JOB: Locate all lines with the word "ylabel". Copy them.

[BEGIN]

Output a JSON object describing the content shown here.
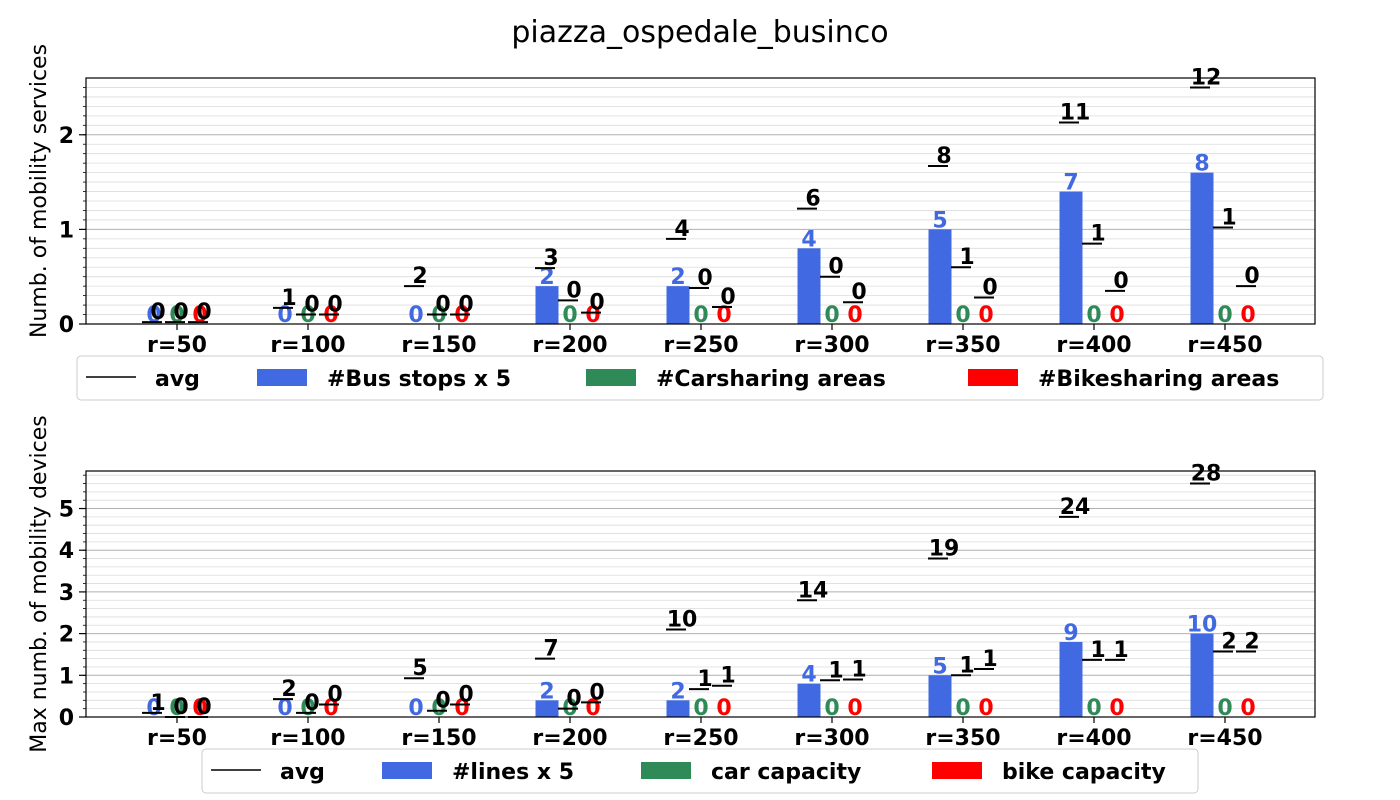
{
  "title": "piazza_ospedale_businco",
  "colors": {
    "bus": "#4169e1",
    "car": "#2e8b57",
    "bike": "#ff0000",
    "avg": "#000000"
  },
  "chart_data": [
    {
      "type": "bar",
      "title": "piazza_ospedale_businco",
      "ylabel": "Numb. of mobility services",
      "categories": [
        "r=50",
        "r=100",
        "r=150",
        "r=200",
        "r=250",
        "r=300",
        "r=350",
        "r=400",
        "r=450"
      ],
      "ylim": [
        0,
        2.6
      ],
      "yticks": [
        0,
        1,
        2
      ],
      "grid": true,
      "legend": "below",
      "series": [
        {
          "name": "#Bus stops x 5",
          "color": "#4169e1",
          "values": [
            0,
            0,
            0,
            0.4,
            0.4,
            0.8,
            1.0,
            1.4,
            1.6
          ],
          "labels": [
            "0",
            "0",
            "0",
            "2",
            "2",
            "4",
            "5",
            "7",
            "8"
          ]
        },
        {
          "name": "#Carsharing areas",
          "color": "#2e8b57",
          "values": [
            0,
            0,
            0,
            0,
            0,
            0,
            0,
            0,
            0
          ],
          "labels": [
            "0",
            "0",
            "0",
            "0",
            "0",
            "0",
            "0",
            "0",
            "0"
          ]
        },
        {
          "name": "#Bikesharing areas",
          "color": "#ff0000",
          "values": [
            0,
            0,
            0,
            0,
            0,
            0,
            0,
            0,
            0
          ],
          "labels": [
            "0",
            "0",
            "0",
            "0",
            "0",
            "0",
            "0",
            "0",
            "0"
          ]
        }
      ],
      "avg": {
        "name": "avg",
        "bus": [
          0.02,
          0.17,
          0.4,
          0.59,
          0.9,
          1.22,
          1.67,
          2.13,
          2.5
        ],
        "bus_labels": [
          "0",
          "1",
          "2",
          "3",
          "4",
          "6",
          "8",
          "11",
          "12"
        ],
        "car": [
          0.02,
          0.1,
          0.1,
          0.25,
          0.38,
          0.5,
          0.6,
          0.85,
          1.02
        ],
        "car_labels": [
          "0",
          "0",
          "0",
          "0",
          "0",
          "0",
          "1",
          "1",
          "1"
        ],
        "bike": [
          0.02,
          0.1,
          0.1,
          0.12,
          0.18,
          0.23,
          0.28,
          0.35,
          0.4
        ],
        "bike_labels": [
          "0",
          "0",
          "0",
          "0",
          "0",
          "0",
          "0",
          "0",
          "0"
        ]
      }
    },
    {
      "type": "bar",
      "ylabel": "Max numb. of mobility devices",
      "categories": [
        "r=50",
        "r=100",
        "r=150",
        "r=200",
        "r=250",
        "r=300",
        "r=350",
        "r=400",
        "r=450"
      ],
      "ylim": [
        0,
        5.9
      ],
      "yticks": [
        0,
        1,
        2,
        3,
        4,
        5
      ],
      "grid": true,
      "legend": "below",
      "series": [
        {
          "name": "#lines x 5",
          "color": "#4169e1",
          "values": [
            0,
            0,
            0,
            0.4,
            0.4,
            0.8,
            1.0,
            1.8,
            2.0
          ],
          "labels": [
            "0",
            "0",
            "0",
            "2",
            "2",
            "4",
            "5",
            "9",
            "10"
          ]
        },
        {
          "name": "car capacity",
          "color": "#2e8b57",
          "values": [
            0,
            0,
            0,
            0,
            0,
            0,
            0,
            0,
            0
          ],
          "labels": [
            "0",
            "0",
            "0",
            "0",
            "0",
            "0",
            "0",
            "0",
            "0"
          ]
        },
        {
          "name": "bike capacity",
          "color": "#ff0000",
          "values": [
            0,
            0,
            0,
            0,
            0,
            0,
            0,
            0,
            0
          ],
          "labels": [
            "0",
            "0",
            "0",
            "0",
            "0",
            "0",
            "0",
            "0",
            "0"
          ]
        }
      ],
      "avg": {
        "name": "avg",
        "bus": [
          0.1,
          0.43,
          0.93,
          1.4,
          2.1,
          2.8,
          3.8,
          4.8,
          5.6
        ],
        "bus_labels": [
          "1",
          "2",
          "5",
          "7",
          "10",
          "14",
          "19",
          "24",
          "28"
        ],
        "car": [
          0.0,
          0.1,
          0.15,
          0.2,
          0.67,
          0.88,
          1.0,
          1.37,
          1.57
        ],
        "car_labels": [
          "0",
          "0",
          "0",
          "0",
          "1",
          "1",
          "1",
          "1",
          "2"
        ],
        "bike": [
          0.0,
          0.3,
          0.3,
          0.35,
          0.75,
          0.9,
          1.15,
          1.37,
          1.57
        ],
        "bike_labels": [
          "0",
          "0",
          "0",
          "0",
          "1",
          "1",
          "1",
          "1",
          "2"
        ]
      }
    }
  ]
}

[END]

RESULT OF THIS EXERCISE:
      "ylabel": "Numb. of mobility services",
      "ylabel": "Max numb. of mobility devices",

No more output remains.